==== Texto para leitura
Como sempre a intenção não poderia ser melhor: a causa da desconcentração da mídia merece todo o empenho. Mas, como sempre, o governo se enroscou na hora da realização. O decreto que criou a RTVI (Retransmissora de TV Institucional) na última quinta-feira (24/2) peca pela improvisação, pela falta de transparência e pela oportunidade.
Duas semanas antes, no dia 10, o governo criou o canal TV Brasil para permitir que o Estado brasileiro (leia-se as emissoras de TV dos três poderes) comunique-se com os países vizinhos [abaixo, remissões para os artigos ‘Idéia infeliz, arrazoado pior’ e ‘Uma nova alternativa no ar?’].
Agora, com a RTVI, pretende oferecer à maioria das prefeituras do país a possibilidade de criar um canal de TV local para a ‘divulgação das atividades do Poder Executivo do Município’.
Não é coincidência, trata-se de uma indisfarçável febre televisiva. E como todas as febres, sintoma de alguma disfunção. Não é difícil diagnosticá-la: o início da temporada eleitoral.
Se o governo pretende efetivamente oferecer aos municípios uma cobertura televisiva isenta não precisa recorrer a uma intervenção com todas as aparências de recurso político-eleitoral. Para obter efeito maior e, sobretudo, duradouro, bastaria que, por meio do Ministério das Comunicações, acabasse com as gritantes irregularidades na concessão de canais de rádio e TV – a aberração genética do sistema midiático brasileiro implantada pelo então presidente da República, José Sarney.
Começam na distribuição e renovação dos canais os dois maiores problemas informativos brasileiros: a concentração da mídia em poucas empresas e o controle do noticiário local.
Fiscalização relapsa
Quem examinar o funcionamento do rádio e da TV no Pará, por exemplo, entenderá por que razão o vulcão em ebulição na Terra do Meio só foi revelado depois da morte da missionária Dorothy Stang.
Se o objetivo do governo é democratizar a informação e intensificar a diversidade de opiniões, o caminho será bem diferente do sistema RTVI. Em primeiro lugar, porque a RTVI não funcionará em canais abertos, mas no sistema restrito de TV por assinatura. Em segundo lugar, porque em vez do controle das redes abertas locais pelos deputados e caciques políticos, teremos os prefeitos, geralmente ungidos pelas oligarquias locais, transformados em diligentes produtores de TV.
Quem impedirá que esses burgomestres-âncoras de TV usem os seus canais para perseguir a oposição?
Se o Ministério das Comunicações (eminentemente político-partidário) tem sido visivelmente relapso no controle das concessões do sistema aberto de rádio e TV, se o Ministério da Justiça (teoricamente o braço forte do governo) treme de medo diante do poder dos políticos-concessionários e não consegue impor a adequação de horários na programação da rede aberta de TV, como esperar que o governo vá enfiar-se nos grotões para impedir desmandos dos prefeitos ou seus grupos políticos?
========
==== Material extraído
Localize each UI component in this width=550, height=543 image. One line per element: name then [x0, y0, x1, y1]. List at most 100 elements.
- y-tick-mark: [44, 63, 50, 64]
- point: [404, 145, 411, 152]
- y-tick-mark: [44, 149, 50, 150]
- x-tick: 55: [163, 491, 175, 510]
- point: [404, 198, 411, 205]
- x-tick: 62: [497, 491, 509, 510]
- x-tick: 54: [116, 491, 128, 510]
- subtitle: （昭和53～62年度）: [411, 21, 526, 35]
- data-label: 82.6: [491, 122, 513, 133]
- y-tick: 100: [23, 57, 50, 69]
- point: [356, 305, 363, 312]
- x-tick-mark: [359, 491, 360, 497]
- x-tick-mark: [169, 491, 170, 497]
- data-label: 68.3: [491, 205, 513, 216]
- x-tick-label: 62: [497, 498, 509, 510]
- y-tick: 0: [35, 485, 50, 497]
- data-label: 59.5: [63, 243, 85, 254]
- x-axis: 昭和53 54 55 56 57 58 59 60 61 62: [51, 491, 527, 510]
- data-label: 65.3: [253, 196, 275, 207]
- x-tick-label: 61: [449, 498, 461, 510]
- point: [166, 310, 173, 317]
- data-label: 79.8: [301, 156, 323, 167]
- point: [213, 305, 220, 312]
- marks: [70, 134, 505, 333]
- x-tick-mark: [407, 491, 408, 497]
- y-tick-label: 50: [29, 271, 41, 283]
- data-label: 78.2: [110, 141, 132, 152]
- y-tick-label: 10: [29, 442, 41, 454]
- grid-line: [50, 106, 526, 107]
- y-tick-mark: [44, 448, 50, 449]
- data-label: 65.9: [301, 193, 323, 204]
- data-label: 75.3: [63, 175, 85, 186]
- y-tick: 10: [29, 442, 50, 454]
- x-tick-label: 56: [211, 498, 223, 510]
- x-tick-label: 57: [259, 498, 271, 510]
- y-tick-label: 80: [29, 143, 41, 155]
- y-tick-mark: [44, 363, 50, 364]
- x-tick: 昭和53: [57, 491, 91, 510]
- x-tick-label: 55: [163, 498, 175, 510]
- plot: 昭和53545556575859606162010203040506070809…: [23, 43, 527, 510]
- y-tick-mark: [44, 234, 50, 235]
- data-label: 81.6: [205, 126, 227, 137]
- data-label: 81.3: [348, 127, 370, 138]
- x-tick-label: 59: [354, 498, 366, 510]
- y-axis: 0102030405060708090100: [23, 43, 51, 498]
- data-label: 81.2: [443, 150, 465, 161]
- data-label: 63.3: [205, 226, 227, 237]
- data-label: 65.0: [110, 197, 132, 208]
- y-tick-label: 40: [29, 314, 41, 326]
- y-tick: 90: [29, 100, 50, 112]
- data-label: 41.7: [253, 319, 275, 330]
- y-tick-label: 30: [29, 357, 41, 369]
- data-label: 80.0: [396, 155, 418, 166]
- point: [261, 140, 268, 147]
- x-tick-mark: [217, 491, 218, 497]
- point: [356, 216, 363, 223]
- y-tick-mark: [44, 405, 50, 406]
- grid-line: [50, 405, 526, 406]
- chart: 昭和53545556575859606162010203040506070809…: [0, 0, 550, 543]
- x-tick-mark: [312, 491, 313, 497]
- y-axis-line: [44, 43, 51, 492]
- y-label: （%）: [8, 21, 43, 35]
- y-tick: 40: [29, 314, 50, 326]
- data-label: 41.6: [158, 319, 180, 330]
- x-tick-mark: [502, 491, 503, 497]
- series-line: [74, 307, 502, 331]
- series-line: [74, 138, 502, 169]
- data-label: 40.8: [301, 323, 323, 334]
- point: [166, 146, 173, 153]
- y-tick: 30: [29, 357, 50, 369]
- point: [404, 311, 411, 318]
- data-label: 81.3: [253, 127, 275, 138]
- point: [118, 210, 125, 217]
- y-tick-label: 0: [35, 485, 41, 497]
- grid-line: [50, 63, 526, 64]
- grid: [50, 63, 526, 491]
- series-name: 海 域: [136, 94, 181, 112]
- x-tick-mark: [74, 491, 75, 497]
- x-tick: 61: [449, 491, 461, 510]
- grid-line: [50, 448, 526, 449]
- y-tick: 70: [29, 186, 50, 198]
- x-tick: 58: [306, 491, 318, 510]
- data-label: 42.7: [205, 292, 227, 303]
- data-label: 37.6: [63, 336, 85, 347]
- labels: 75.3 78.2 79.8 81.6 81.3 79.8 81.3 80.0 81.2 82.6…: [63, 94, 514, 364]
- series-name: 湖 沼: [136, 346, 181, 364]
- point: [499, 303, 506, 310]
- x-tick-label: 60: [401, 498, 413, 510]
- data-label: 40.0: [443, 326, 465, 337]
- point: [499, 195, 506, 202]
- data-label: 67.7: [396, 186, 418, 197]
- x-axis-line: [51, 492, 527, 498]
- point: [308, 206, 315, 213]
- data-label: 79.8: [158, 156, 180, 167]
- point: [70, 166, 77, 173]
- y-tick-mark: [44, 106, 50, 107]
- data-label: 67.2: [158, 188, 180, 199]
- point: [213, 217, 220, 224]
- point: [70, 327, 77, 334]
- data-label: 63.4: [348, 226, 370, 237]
========
■ **O que se pede**:
Responda, com base no texto sobre a RTVI:
(a) Em que dia o governo criou o canal TV Brasil?
(b) Em que sistema a RTVI funcionará?
(c) Qual presidente da República implantou a "aberração genética do sistema midiático brasileiro"?

■ **Resultado da tarefa**:
(a) No dia 10, duas semanas antes do decreto da RTVI.
(b) No sistema restrito de TV por assinatura, e não em canais abertos.
(c) José Sarney.